++++ Input data ++++
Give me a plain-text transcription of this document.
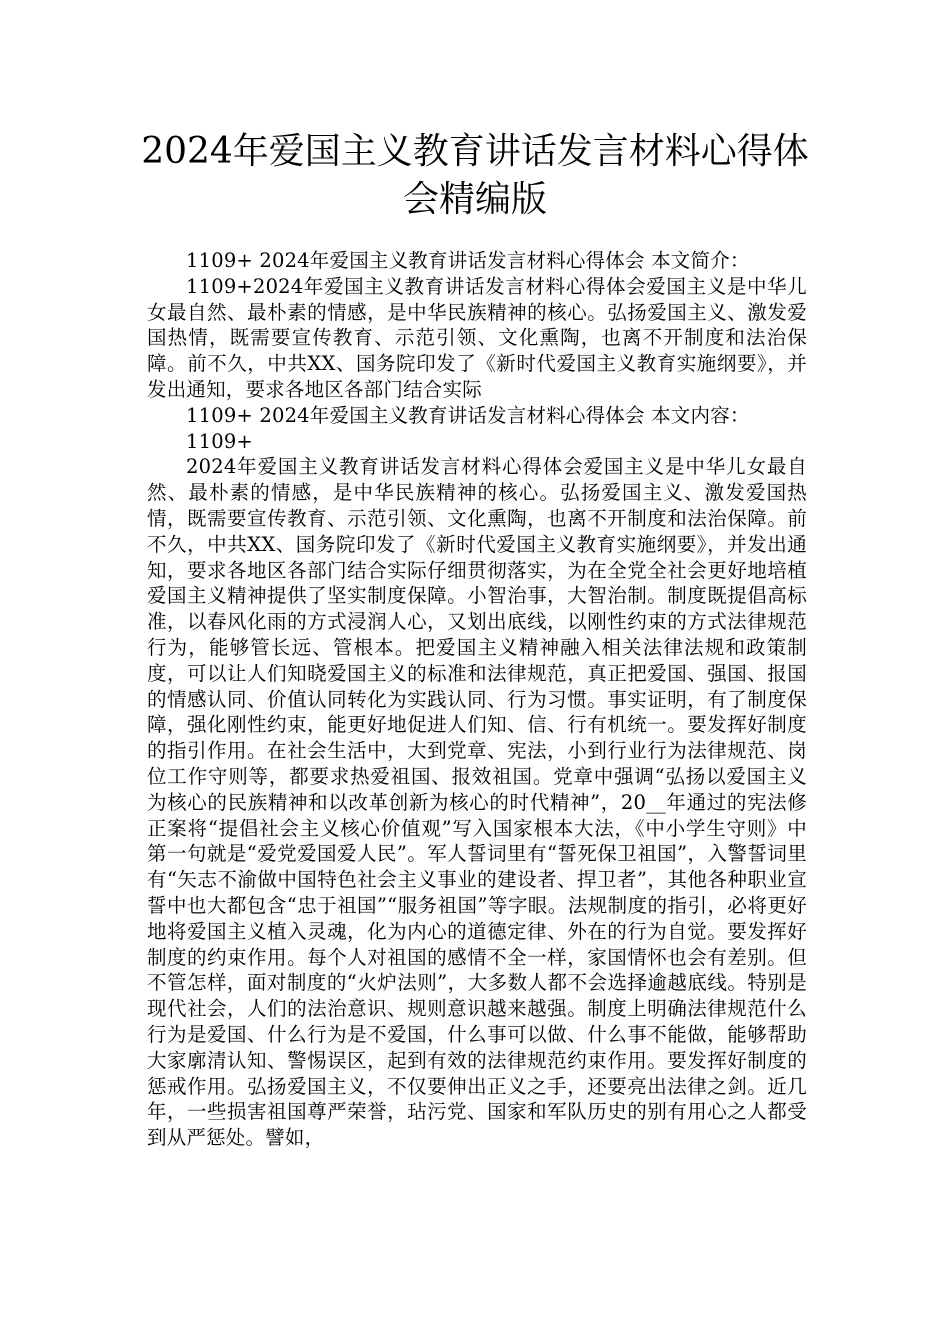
2024年爱国主义教育讲话发言材料心得体会精编版

1109+ 2024年爱国主义教育讲话发言材料心得体会 本文简介：

1109+2024年爱国主义教育讲话发言材料心得体会爱国主义是中华儿女最自然、最朴素的情感，是中华民族精神的核心。弘扬爱国主义、激发爱国热情，既需要宣传教育、示范引领、文化熏陶，也离不开制度和法治保障。前不久，中共XX、国务院印发了《新时代爱国主义教育实施纲要》，并发出通知，要求各地区各部门结合实际

1109+ 2024年爱国主义教育讲话发言材料心得体会 本文内容：

1109+

2024年爱国主义教育讲话发言材料心得体会爱国主义是中华儿女最自然、最朴素的情感，是中华民族精神的核心。弘扬爱国主义、激发爱国热情，既需要宣传教育、示范引领、文化熏陶，也离不开制度和法治保障。前不久，中共XX、国务院印发了《新时代爱国主义教育实施纲要》，并发出通知，要求各地区各部门结合实际仔细贯彻落实，为在全党全社会更好地培植爱国主义精神提供了坚实制度保障。小智治事，大智治制。制度既提倡高标准，以春风化雨的方式浸润人心，又划出底线，以刚性约束的方式法律规范行为，能够管长远、管根本。把爱国主义精神融入相关法律法规和政策制度，可以让人们知晓爱国主义的标准和法律规范，真正把爱国、强国、报国的情感认同、价值认同转化为实践认同、行为习惯。事实证明，有了制度保障，强化刚性约束，能更好地促进人们知、信、行有机统一。要发挥好制度的指引作用。在社会生活中，大到党章、宪法，小到行业行为法律规范、岗位工作守则等，都要求热爱祖国、报效祖国。党章中强调“弘扬以爱国主义为核心的民族精神和以改革创新为核心的时代精神”，20__年通过的宪法修正案将“提倡社会主义核心价值观”写入国家根本大法，《中小学生守则》中第一句就是“爱党爱国爱人民”。军人誓词里有“誓死保卫祖国”，入警誓词里有“矢志不渝做中国特色社会主义事业的建设者、捍卫者”，其他各种职业宣誓中也大都包含“忠于祖国”“服务祖国”等字眼。法规制度的指引，必将更好地将爱国主义植入灵魂，化为内心的道德定律、外在的行为自觉。要发挥好制度的约束作用。每个人对祖国的感情不全一样，家国情怀也会有差别。但不管怎样，面对制度的“火炉法则”，大多数人都不会选择逾越底线。特别是现代社会，人们的法治意识、规则意识越来越强。制度上明确法律规范什么行为是爱国、什么行为是不爱国，什么事可以做、什么事不能做，能够帮助大家廓清认知、警惕误区，起到有效的法律规范约束作用。要发挥好制度的惩戒作用。弘扬爱国主义，不仅要伸出正义之手，还要亮出法律之剑。近几年，一些损害祖国尊严荣誉，玷污党、国家和军队历史的别有用心之人都受到从严惩处。譬如，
++++
### Task to carry out
Using the data above, print every line exactly, omitting pictures.

### Exercise response
Give me a plain-text transcription of this document.
2024年爱国主义教育讲话发言材料心得体会精编版

1109+ 2024年爱国主义教育讲话发言材料心得体会 本文简介：

1109+2024年爱国主义教育讲话发言材料心得体会爱国主义是中华儿女最自然、最朴素的情感，是中华民族精神的核心。弘扬爱国主义、激发爱国热情，既需要宣传教育、示范引领、文化熏陶，也离不开制度和法治保障。前不久，中共XX、国务院印发了《新时代爱国主义教育实施纲要》，并发出通知，要求各地区各部门结合实际

1109+ 2024年爱国主义教育讲话发言材料心得体会 本文内容：

1109+

2024年爱国主义教育讲话发言材料心得体会爱国主义是中华儿女最自然、最朴素的情感，是中华民族精神的核心。弘扬爱国主义、激发爱国热情，既需要宣传教育、示范引领、文化熏陶，也离不开制度和法治保障。前不久，中共XX、国务院印发了《新时代爱国主义教育实施纲要》，并发出通知，要求各地区各部门结合实际仔细贯彻落实，为在全党全社会更好地培植爱国主义精神提供了坚实制度保障。小智治事，大智治制。制度既提倡高标准，以春风化雨的方式浸润人心，又划出底线，以刚性约束的方式法律规范行为，能够管长远、管根本。把爱国主义精神融入相关法律法规和政策制度，可以让人们知晓爱国主义的标准和法律规范，真正把爱国、强国、报国的情感认同、价值认同转化为实践认同、行为习惯。事实证明，有了制度保障，强化刚性约束，能更好地促进人们知、信、行有机统一。要发挥好制度的指引作用。在社会生活中，大到党章、宪法，小到行业行为法律规范、岗位工作守则等，都要求热爱祖国、报效祖国。党章中强调“弘扬以爱国主义为核心的民族精神和以改革创新为核心的时代精神”，20__年通过的宪法修正案将“提倡社会主义核心价值观”写入国家根本大法，《中小学生守则》中第一句就是“爱党爱国爱人民”。军人誓词里有“誓死保卫祖国”，入警誓词里有“矢志不渝做中国特色社会主义事业的建设者、捍卫者”，其他各种职业宣誓中也大都包含“忠于祖国”“服务祖国”等字眼。法规制度的指引，必将更好地将爱国主义植入灵魂，化为内心的道德定律、外在的行为自觉。要发挥好制度的约束作用。每个人对祖国的感情不全一样，家国情怀也会有差别。但不管怎样，面对制度的“火炉法则”，大多数人都不会选择逾越底线。特别是现代社会，人们的法治意识、规则意识越来越强。制度上明确法律规范什么行为是爱国、什么行为是不爱国，什么事可以做、什么事不能做，能够帮助大家廓清认知、警惕误区，起到有效的法律规范约束作用。要发挥好制度的惩戒作用。弘扬爱国主义，不仅要伸出正义之手，还要亮出法律之剑。近几年，一些损害祖国尊严荣誉，玷污党、国家和军队历史的别有用心之人都受到从严惩处。譬如，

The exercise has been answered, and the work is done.